— Start Supplied material —

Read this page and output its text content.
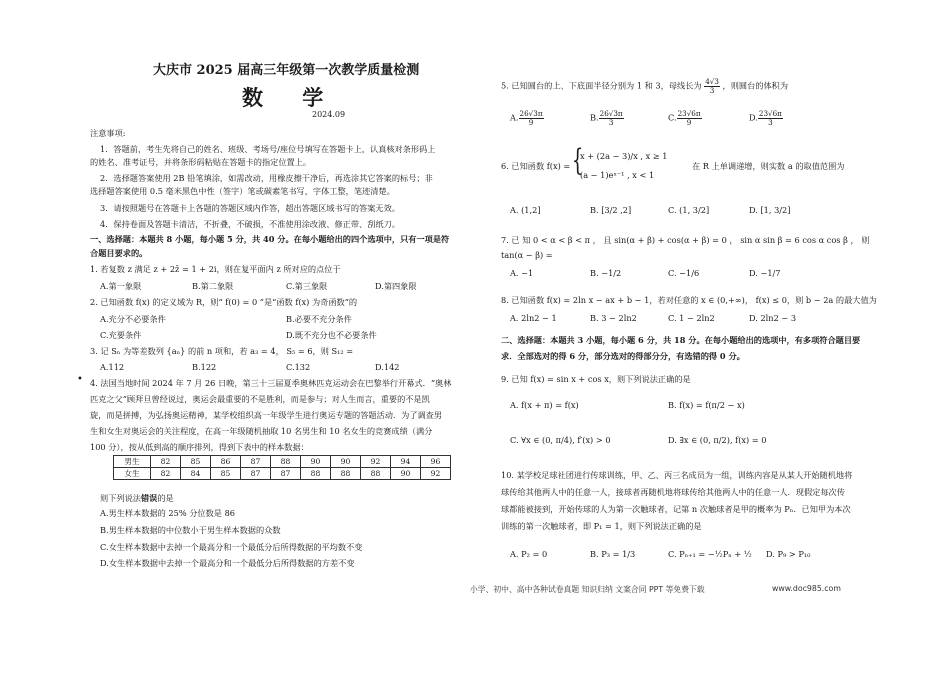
大庆市 2025 届高三年级第一次教学质量检测
数 学
2024.09
注意事项:
1．答题前，考生先将自己的姓名、班级、考场号/座位号填写在答题卡上，认真核对条形码上
的姓名、准考证号，并将条形码粘贴在答题卡的指定位置上。
2．选择题答案使用 2B 铅笔填涂，如需改动，用橡皮擦干净后，再选涂其它答案的标号；非
选择题答案使用 0.5 毫米黑色中性（签字）笔或碳素笔书写，字体工整，笔迹清楚。
3．请按照题号在答题卡上各题的答题区域内作答，超出答题区域书写的答案无效。
4．保持卷面及答题卡清洁，不折叠，不破损，不准使用涂改液、修正带、刮纸刀。
一、选择题：本题共 8 小题，每小题 5 分，共 40 分。在每小题给出的四个选项中，只有一项是符
合题目要求的。
1. 若复数 z 满足 z + 2z̄ = 1 + 2i，则在复平面内 z 所对应的点位于
A.第一象限	B.第二象限	C.第三象限	D.第四象限
2. 已知函数 f(x) 的定义域为 R，则“ f(0) = 0 ”是“函数 f(x) 为奇函数”的
A.充分不必要条件	B.必要不充分条件
C.充要条件	D.既不充分也不必要条件
3. 记 Sₙ 为等差数列 {aₙ} 的前 n 项和，若 a₃ = 4， S₅ = 6，则 S₁₂ =
A.112	B.122	C.132	D.142
• 4. 法国当地时间 2024 年 7 月 26 日晚，第三十三届夏季奥林匹克运动会在巴黎举行开幕式．“奥林
匹克之父”顾拜旦曾经说过，奥运会最重要的不是胜利，而是参与；对人生而言，重要的不是凯
旋，而是拼搏，为弘扬奥运精神，某学校组织高一年级学生进行奥运专题的答题活动．为了调查男
生和女生对奥运会的关注程度，在高一年级随机抽取 10 名男生和 10 名女生的竞赛成绩（满分
100 分），按从低到高的顺序排列，得到下表中的样本数据：
男生	82	85	86	87	88	90	90	92	94	96
女生	82	84	85	87	87	88	88	88	90	92
则下列说法错误的是
A.男生样本数据的 25% 分位数是 86
B.男生样本数据的中位数小于男生样本数据的众数
C.女生样本数据中去掉一个最高分和一个最低分后所得数据的平均数不变
D.女生样本数据中去掉一个最高分和一个最低分后所得数据的方差不变
5. 已知圆台的上、下底面半径分别为 1 和 3，母线长为 $\frac{4√3}{3}$ ，则圆台的体积为
A. $\frac{26√3\pi}{9}$	B. $\frac{26√3\pi}{3}$	C. $\frac{23√6\pi}{9}$	D. $\frac{23√6\pi}{3}$
6. 已知函数 f(x) = {
x + (2a − 3)/x , x ≥ 1
(a − 1)eˣ⁻¹ , x < 1
在 R 上单调递增，则实数 a 的取值范围为
A. (1,2]	B. [3/2 ,2]	C. (1, 3/2]	D. [1, 3/2]
7. 已 知 0 < α < β < π ， 且 sin(α + β) + cos(α + β) = 0 ， sin α sin β = 6 cos α cos β ， 则
tan(α − β) =
A. −1	B. −1/2	C. −1/6	D. −1/7
8. 已知函数 f(x) = 2ln x − ax + b − 1，若对任意的 x ∈ (0,+∞)， f(x) ≤ 0，则 b − 2a 的最大值为
A. 2ln2 − 1	B. 3 − 2ln2	C. 1 − 2ln2	D. 2ln2 − 3
二、选择题：本题共 3 小题，每小题 6 分，共 18 分。在每小题给出的选项中，有多项符合题目要
求．全部选对的得 6 分，部分选对的得部分分，有选错的得 0 分。
9. 已知 f(x) = sin x + cos x，则下列说法正确的是
A. f(x + π) = f(x)	B. f(x) = f(π/2 − x)
C. ∀x ∈ (0, π/4), f′(x) > 0	D. ∃x ∈ (0, π/2), f(x) = 0
10. 某学校足球社团进行传球训练，甲、乙、丙三名成员为一组，训练内容是从某人开始随机地将
球传给其他两人中的任意一人，接球者再随机地将球传给其他两人中的任意一人．现假定每次传
球都能被接到，开始传球的人为第一次触球者，记第 n 次触球者是甲的概率为 Pₙ．已知甲为本次
训练的第一次触球者，即 P₁ = 1，则下列说法正确的是
A. P₂ = 0	B. P₃ = 1/3	C. Pₙ₊₁ = −½Pₙ + ½ D. P₉ > P₁₀
小学、初中、高中各种试卷真题 知识归纳 文案合同 PPT 等免费下载	www.doc985.com
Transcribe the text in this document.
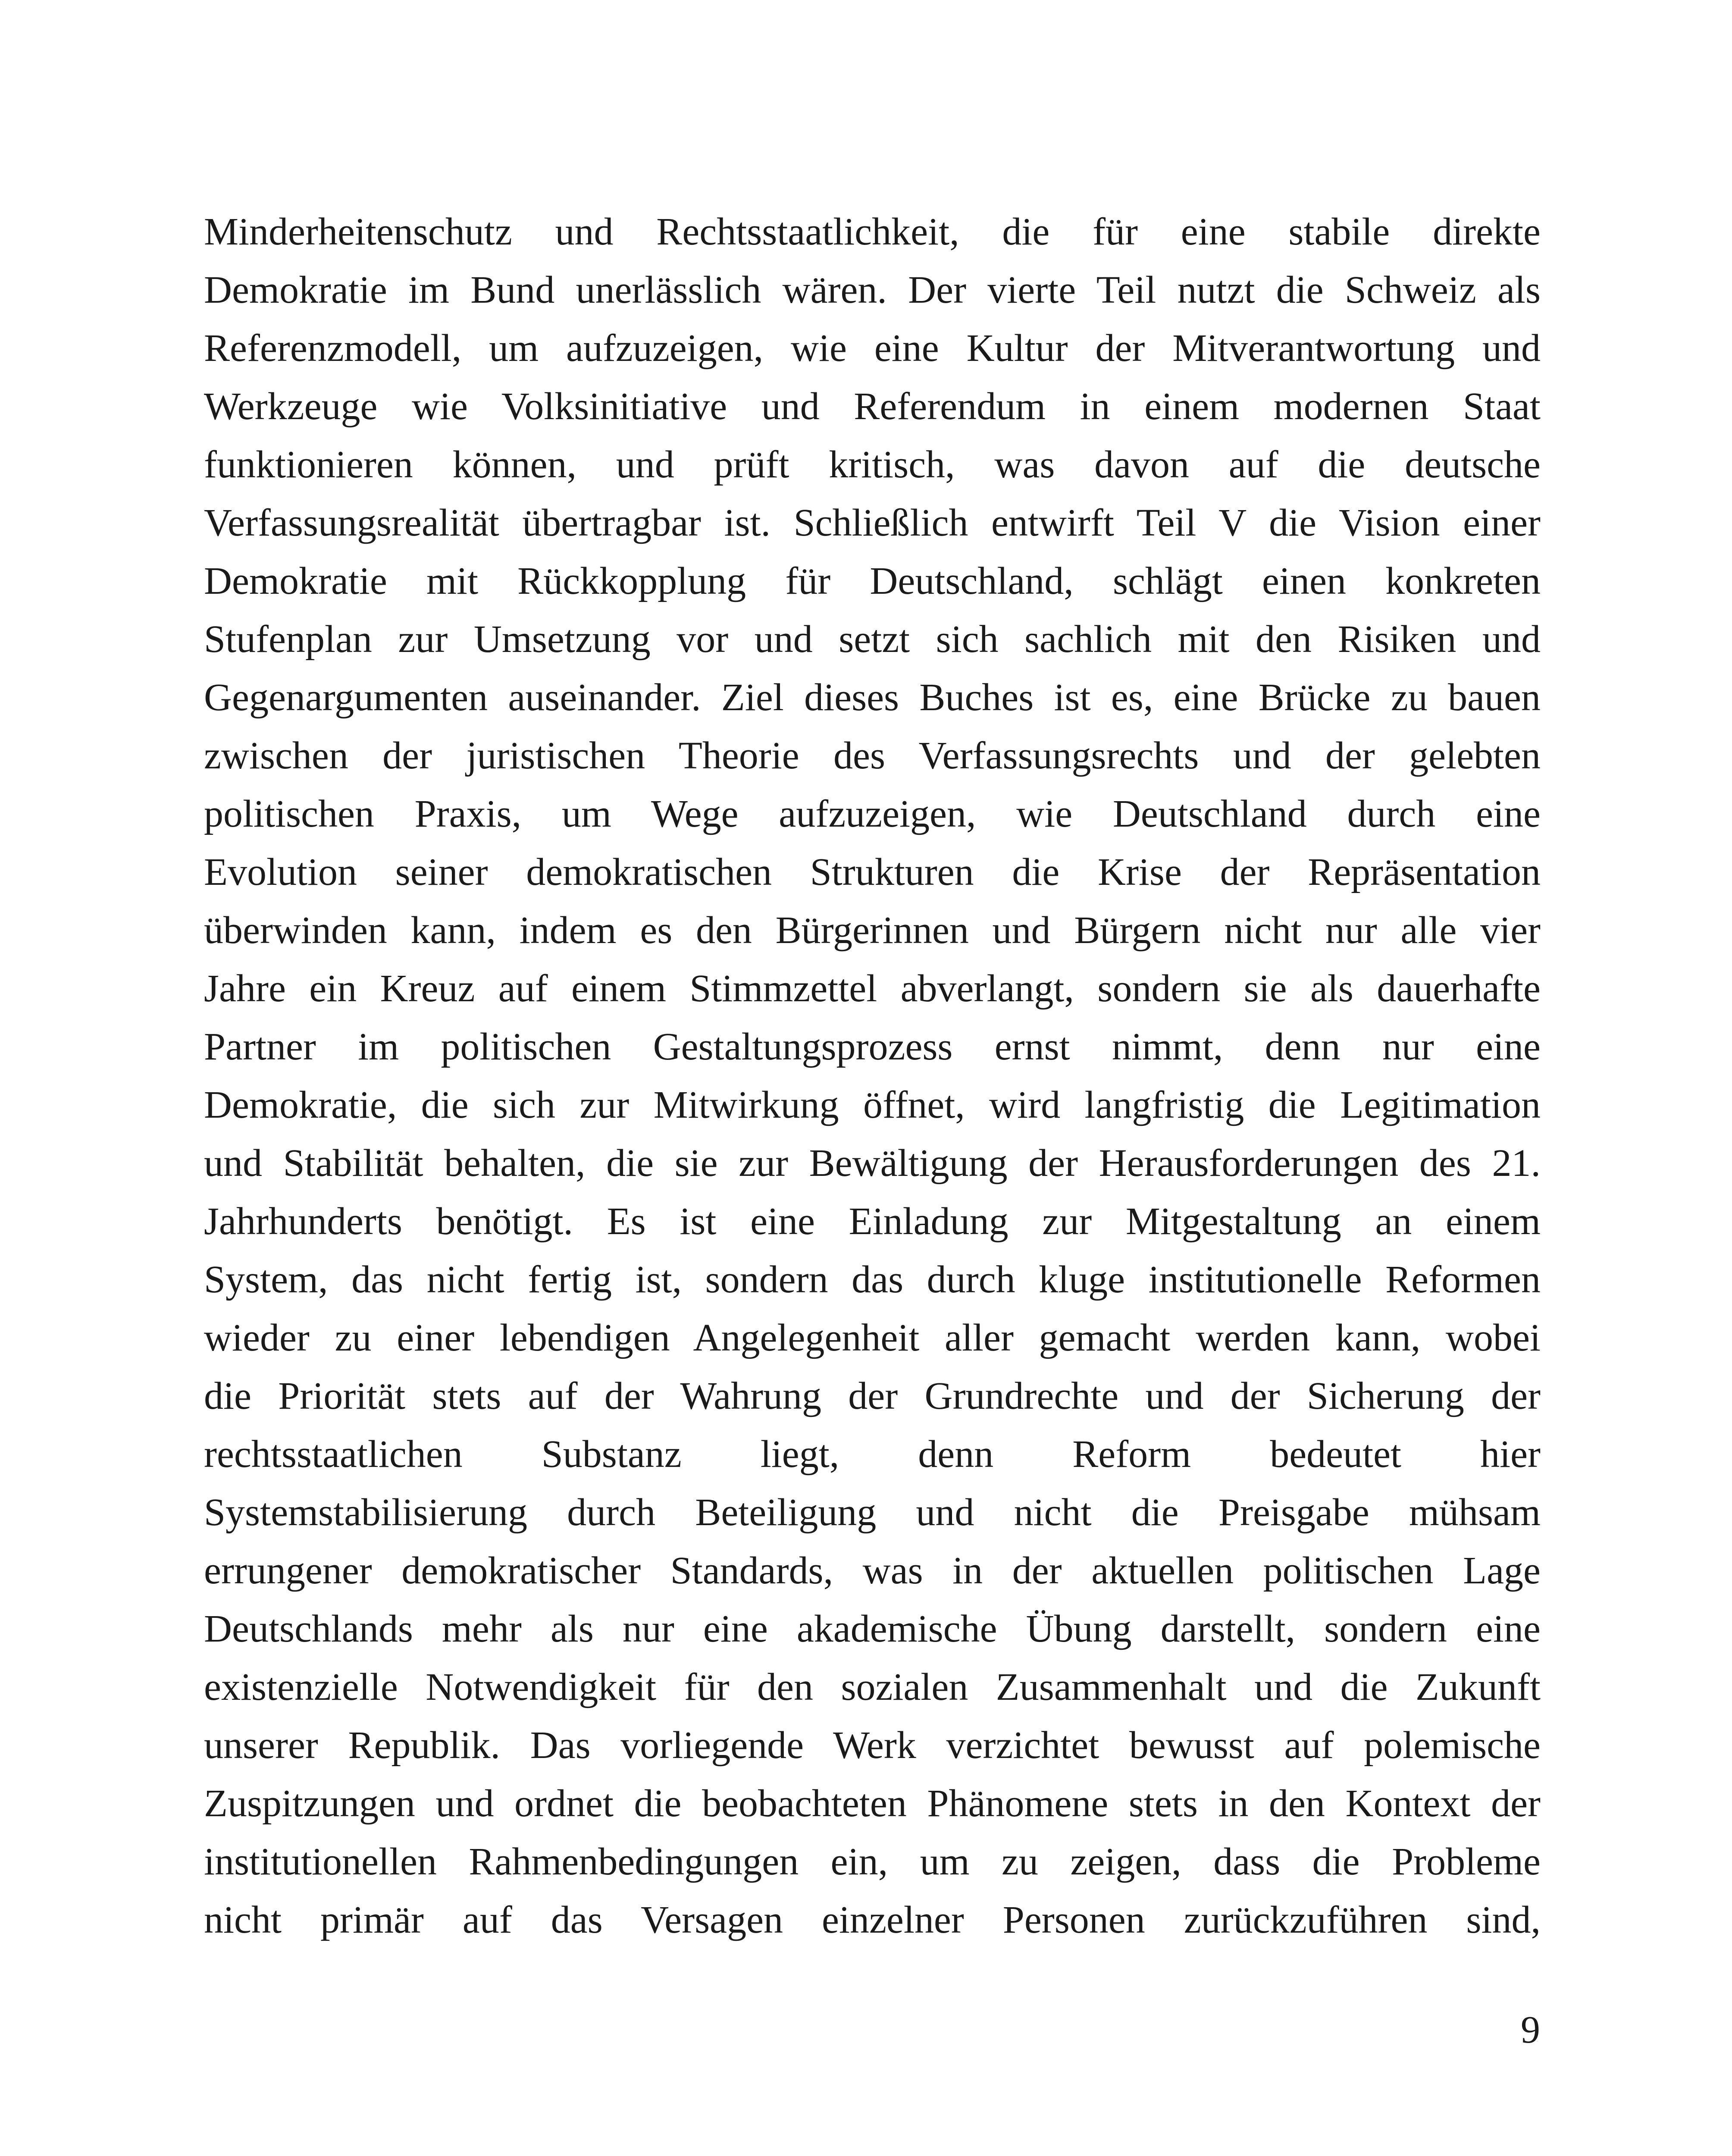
Minderheitenschutz und Rechtsstaatlichkeit, die für eine stabile direkte
Demokratie im Bund unerlässlich wären. Der vierte Teil nutzt die Schweiz als
Referenzmodell, um aufzuzeigen, wie eine Kultur der Mitverantwortung und
Werkzeuge wie Volksinitiative und Referendum in einem modernen Staat
funktionieren können, und prüft kritisch, was davon auf die deutsche
Verfassungsrealität übertragbar ist. Schließlich entwirft Teil V die Vision einer
Demokratie mit Rückkopplung für Deutschland, schlägt einen konkreten
Stufenplan zur Umsetzung vor und setzt sich sachlich mit den Risiken und
Gegenargumenten auseinander. Ziel dieses Buches ist es, eine Brücke zu bauen
zwischen der juristischen Theorie des Verfassungsrechts und der gelebten
politischen Praxis, um Wege aufzuzeigen, wie Deutschland durch eine
Evolution seiner demokratischen Strukturen die Krise der Repräsentation
überwinden kann, indem es den Bürgerinnen und Bürgern nicht nur alle vier
Jahre ein Kreuz auf einem Stimmzettel abverlangt, sondern sie als dauerhafte
Partner im politischen Gestaltungsprozess ernst nimmt, denn nur eine
Demokratie, die sich zur Mitwirkung öffnet, wird langfristig die Legitimation
und Stabilität behalten, die sie zur Bewältigung der Herausforderungen des 21.
Jahrhunderts benötigt. Es ist eine Einladung zur Mitgestaltung an einem
System, das nicht fertig ist, sondern das durch kluge institutionelle Reformen
wieder zu einer lebendigen Angelegenheit aller gemacht werden kann, wobei
die Priorität stets auf der Wahrung der Grundrechte und der Sicherung der
rechtsstaatlichen Substanz liegt, denn Reform bedeutet hier
Systemstabilisierung durch Beteiligung und nicht die Preisgabe mühsam
errungener demokratischer Standards, was in der aktuellen politischen Lage
Deutschlands mehr als nur eine akademische Übung darstellt, sondern eine
existenzielle Notwendigkeit für den sozialen Zusammenhalt und die Zukunft
unserer Republik. Das vorliegende Werk verzichtet bewusst auf polemische
Zuspitzungen und ordnet die beobachteten Phänomene stets in den Kontext der
institutionellen Rahmenbedingungen ein, um zu zeigen, dass die Probleme
nicht primär auf das Versagen einzelner Personen zurückzuführen sind,
9
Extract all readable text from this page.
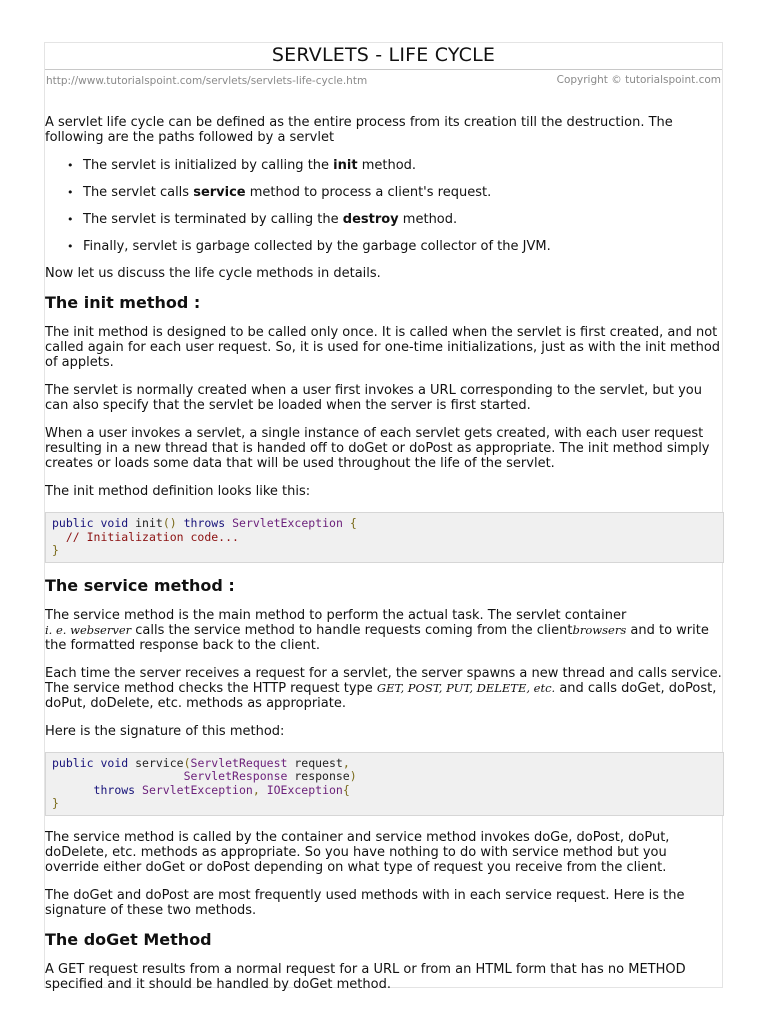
SERVLETS - LIFE CYCLE
http://www.tutorialspoint.com/servlets/servlets-life-cycle.htm	Copyright © tutorialspoint.com

A servlet life cycle can be defined as the entire process from its creation till the destruction. The following are the paths followed by a servlet

• The servlet is initialized by calling the init method.
• The servlet calls service method to process a client's request.
• The servlet is terminated by calling the destroy method.
• Finally, servlet is garbage collected by the garbage collector of the JVM.

Now let us discuss the life cycle methods in details.

The init method :

The init method is designed to be called only once. It is called when the servlet is first created, and not called again for each user request. So, it is used for one-time initializations, just as with the init method of applets.

The servlet is normally created when a user first invokes a URL corresponding to the servlet, but you can also specify that the servlet be loaded when the server is first started.

When a user invokes a servlet, a single instance of each servlet gets created, with each user request resulting in a new thread that is handed off to doGet or doPost as appropriate. The init method simply creates or loads some data that will be used throughout the life of the servlet.

The init method definition looks like this:

public void init() throws ServletException {
// Initialization code...
}
The service method :

The service method is the main method to perform the actual task. The servlet container
i. e. webserver calls the service method to handle requests coming from the clientbrowsers and to write the formatted response back to the client.

Each time the server receives a request for a servlet, the server spawns a new thread and calls service. The service method checks the HTTP request type GET, POST, PUT, DELETE, etc. and calls doGet, doPost, doPut, doDelete, etc. methods as appropriate.

Here is the signature of this method:

public void service(ServletRequest request,
ServletResponse response)
throws ServletException, IOException{
}

The service method is called by the container and service method invokes doGe, doPost, doPut, doDelete, etc. methods as appropriate. So you have nothing to do with service method but you override either doGet or doPost depending on what type of request you receive from the client.

The doGet and doPost are most frequently used methods with in each service request. Here is the signature of these two methods.

The doGet Method

A GET request results from a normal request for a URL or from an HTML form that has no METHOD specified and it should be handled by doGet method.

— End Supplied material —

> _Do this_: Using the records above, list each line that includes "calling".

> _Solution_:
• The servlet is initialized by calling the init method.
• The servlet is terminated by calling the destroy method.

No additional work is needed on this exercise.